● Your goal:
Read through the data and report every line in which the word "this" occurs.

● Input rows:
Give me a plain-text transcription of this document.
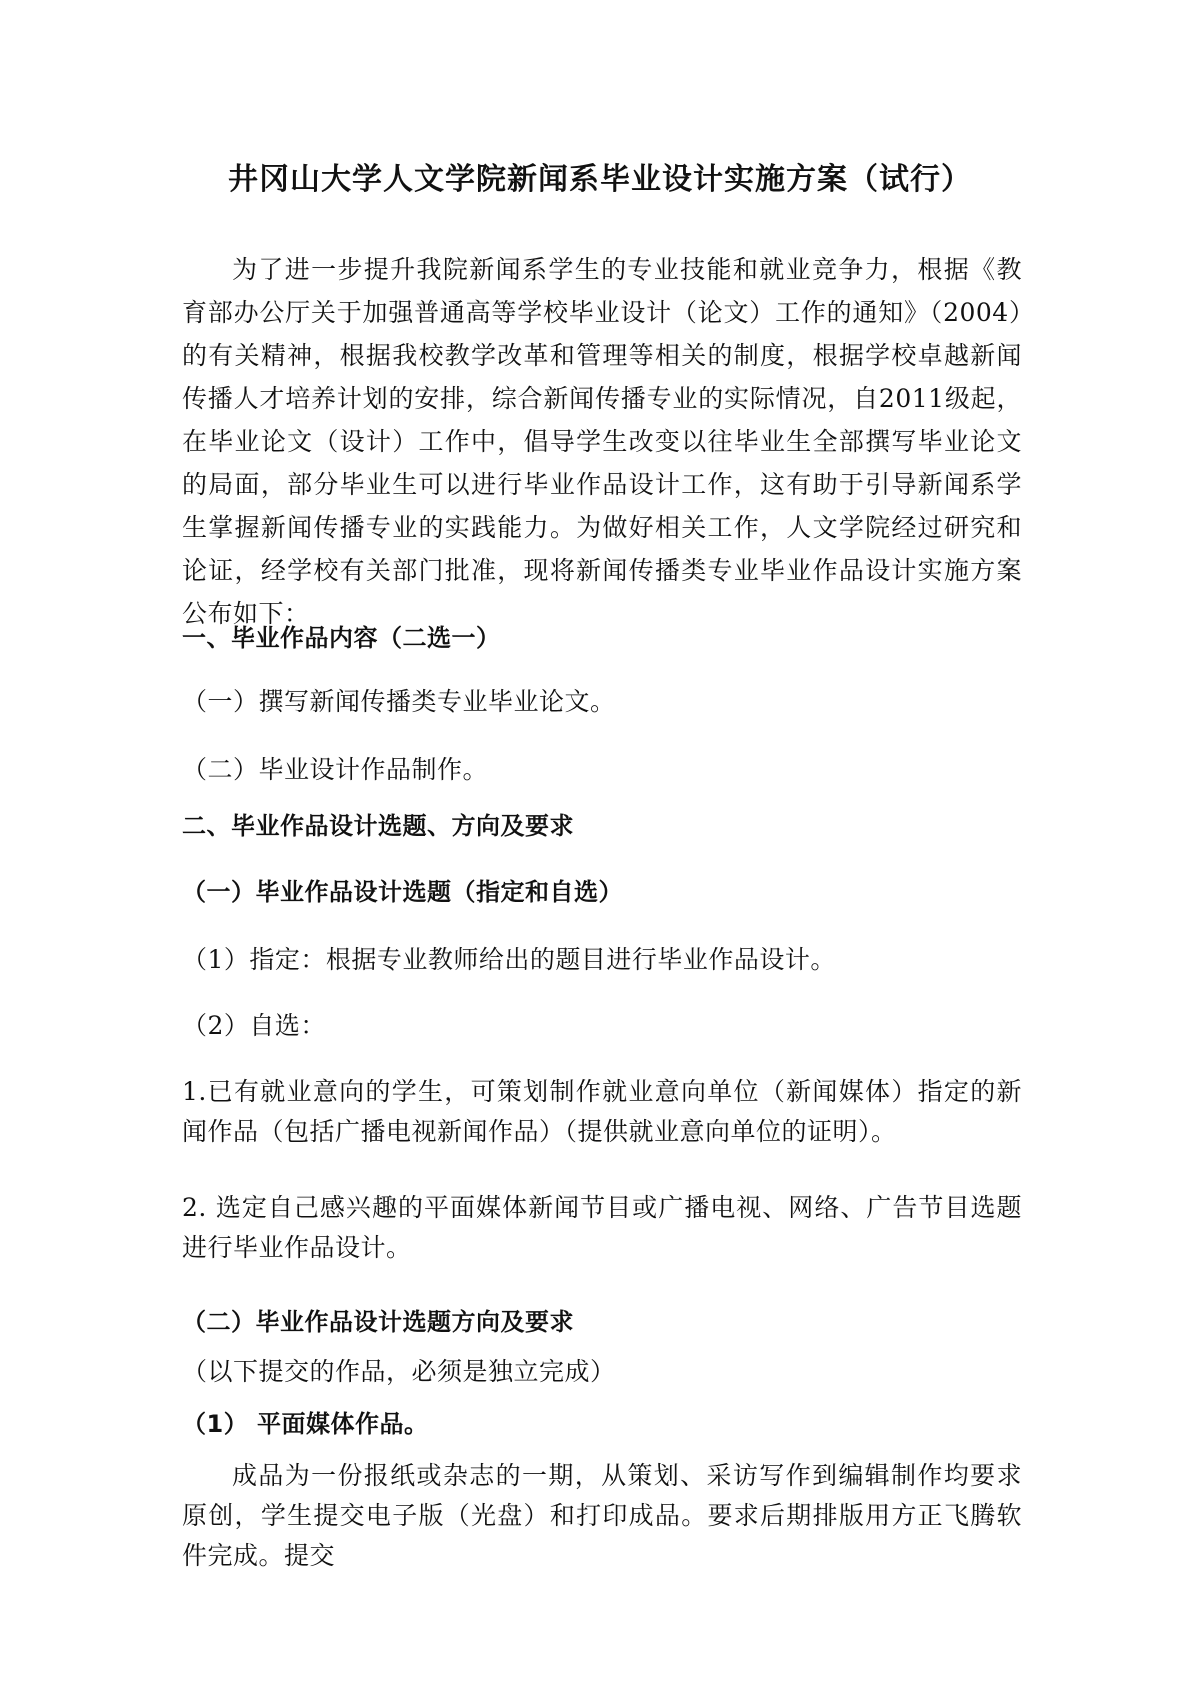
井冈山大学人文学院新闻系毕业设计实施方案（试行）

为了进一步提升我院新闻系学生的专业技能和就业竞争力，根据《教育部办公厅关于加强普通高等学校毕业设计（论文）工作的通知》（2004）的有关精神，根据我校教学改革和管理等相关的制度，根据学校卓越新闻传播人才培养计划的安排，综合新闻传播专业的实际情况，自2011级起，在毕业论文（设计）工作中，倡导学生改变以往毕业生全部撰写毕业论文的局面，部分毕业生可以进行毕业作品设计工作，这有助于引导新闻系学生掌握新闻传播专业的实践能力。为做好相关工作，人文学院经过研究和论证，经学校有关部门批准，现将新闻传播类专业毕业作品设计实施方案公布如下：

一、毕业作品内容（二选一）

（一）撰写新闻传播类专业毕业论文。

（二）毕业设计作品制作。

二、毕业作品设计选题、方向及要求

（一）毕业作品设计选题（指定和自选）

（1）指定：根据专业教师给出的题目进行毕业作品设计。

（2）自选：

1.已有就业意向的学生，可策划制作就业意向单位（新闻媒体）指定的新闻作品（包括广播电视新闻作品）（提供就业意向单位的证明）。

2. 选定自己感兴趣的平面媒体新闻节目或广播电视、网络、广告节目选题进行毕业作品设计。

（二）毕业作品设计选题方向及要求

（以下提交的作品，必须是独立完成）

（1） 平面媒体作品。

成品为一份报纸或杂志的一期，从策划、采访写作到编辑制作均要求原创，学生提交电子版（光盘）和打印成品。要求后期排版用方正飞腾软件完成。提交
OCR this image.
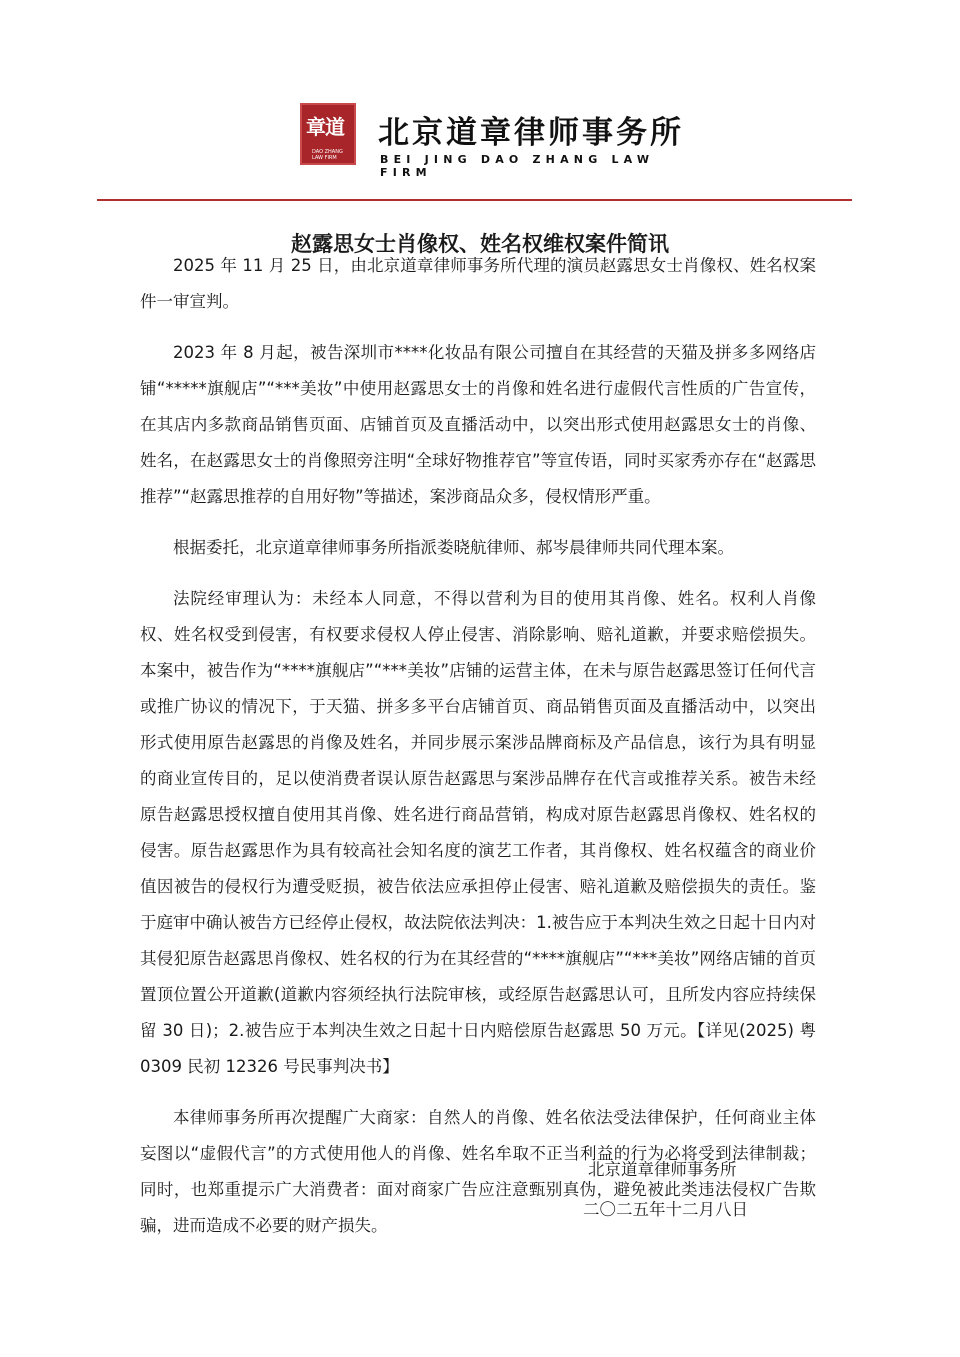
章道
DAO ZHANG LAW FIRM
北京道章律师事务所
BEI JING DAO ZHANG LAW FIRM
赵露思女士肖像权、姓名权维权案件简讯

2025 年 11 月 25 日，由北京道章律师事务所代理的演员赵露思女士肖像权、姓名权案件一审宣判。

2023 年 8 月起，被告深圳市****化妆品有限公司擅自在其经营的天猫及拼多多网络店铺“*****旗舰店”“***美妆”中使用赵露思女士的肖像和姓名进行虚假代言性质的广告宣传，在其店内多款商品销售页面、店铺首页及直播活动中，以突出形式使用赵露思女士的肖像、姓名，在赵露思女士的肖像照旁注明“全球好物推荐官”等宣传语，同时买家秀亦存在“赵露思推荐”“赵露思推荐的自用好物”等描述，案涉商品众多，侵权情形严重。

根据委托，北京道章律师事务所指派娄晓航律师、郝岑晨律师共同代理本案。

法院经审理认为：未经本人同意，不得以营利为目的使用其肖像、姓名。权利人肖像权、姓名权受到侵害，有权要求侵权人停止侵害、消除影响、赔礼道歉，并要求赔偿损失。本案中，被告作为“****旗舰店”“***美妆”店铺的运营主体，在未与原告赵露思签订任何代言或推广协议的情况下，于天猫、拼多多平台店铺首页、商品销售页面及直播活动中，以突出形式使用原告赵露思的肖像及姓名，并同步展示案涉品牌商标及产品信息，该行为具有明显的商业宣传目的，足以使消费者误认原告赵露思与案涉品牌存在代言或推荐关系。被告未经原告赵露思授权擅自使用其肖像、姓名进行商品营销，构成对原告赵露思肖像权、姓名权的侵害。原告赵露思作为具有较高社会知名度的演艺工作者，其肖像权、姓名权蕴含的商业价值因被告的侵权行为遭受贬损，被告依法应承担停止侵害、赔礼道歉及赔偿损失的责任。鉴于庭审中确认被告方已经停止侵权，故法院依法判决：1.被告应于本判决生效之日起十日内对其侵犯原告赵露思肖像权、姓名权的行为在其经营的“****旗舰店”“***美妆”网络店铺的首页置顶位置公开道歉(道歉内容须经执行法院审核，或经原告赵露思认可，且所发内容应持续保留 30 日)；2.被告应于本判决生效之日起十日内赔偿原告赵露思 50 万元。【详见(2025) 粤 0309 民初 12326 号民事判决书】

本律师事务所再次提醒广大商家：自然人的肖像、姓名依法受法律保护，任何商业主体妄图以“虚假代言”的方式使用他人的肖像、姓名牟取不正当利益的行为必将受到法律制裁；同时，也郑重提示广大消费者：面对商家广告应注意甄别真伪，避免被此类违法侵权广告欺骗，进而造成不必要的财产损失。

北京道章律师事务所
二〇二五年十二月八日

● Output:
Give me a plain-text transcription of this document.
OCR this image.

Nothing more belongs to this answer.